=== Provided material ===
================================

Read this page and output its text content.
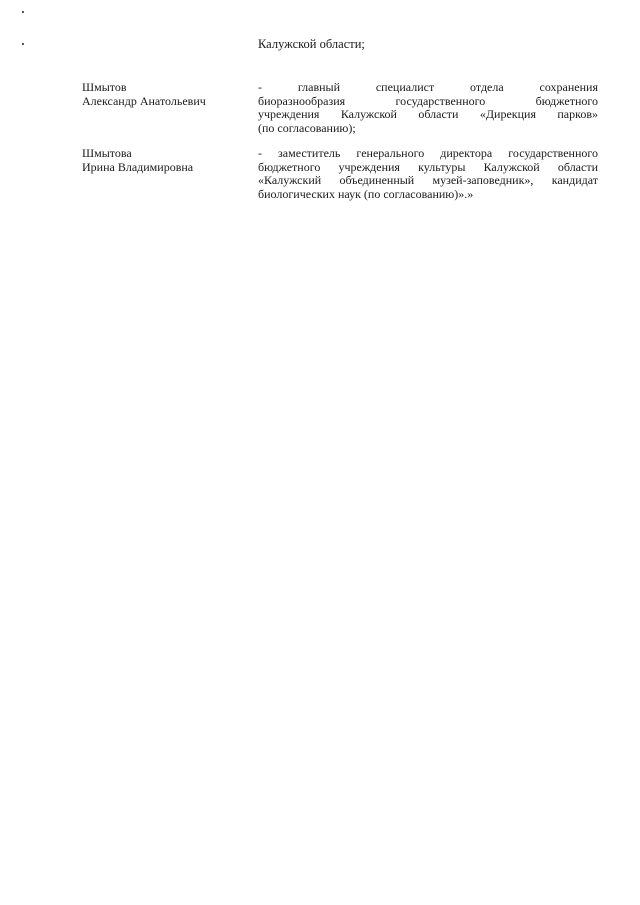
Калужской области;
Шмытов
Александр Анатольевич
- главный специалист отдела сохранения
биоразнообразия государственного бюджетного
учреждения Калужской области «Дирекция парков»
(по согласованию);
Шмытова
Ирина Владимировна
- заместитель генерального директора государственного
бюджетного учреждения культуры Калужской области
«Калужский объединенный музей-заповедник», кандидат
биологических наук (по согласованию)».»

================================

Reply with only the number of lines in the entries that contain the word "области".

3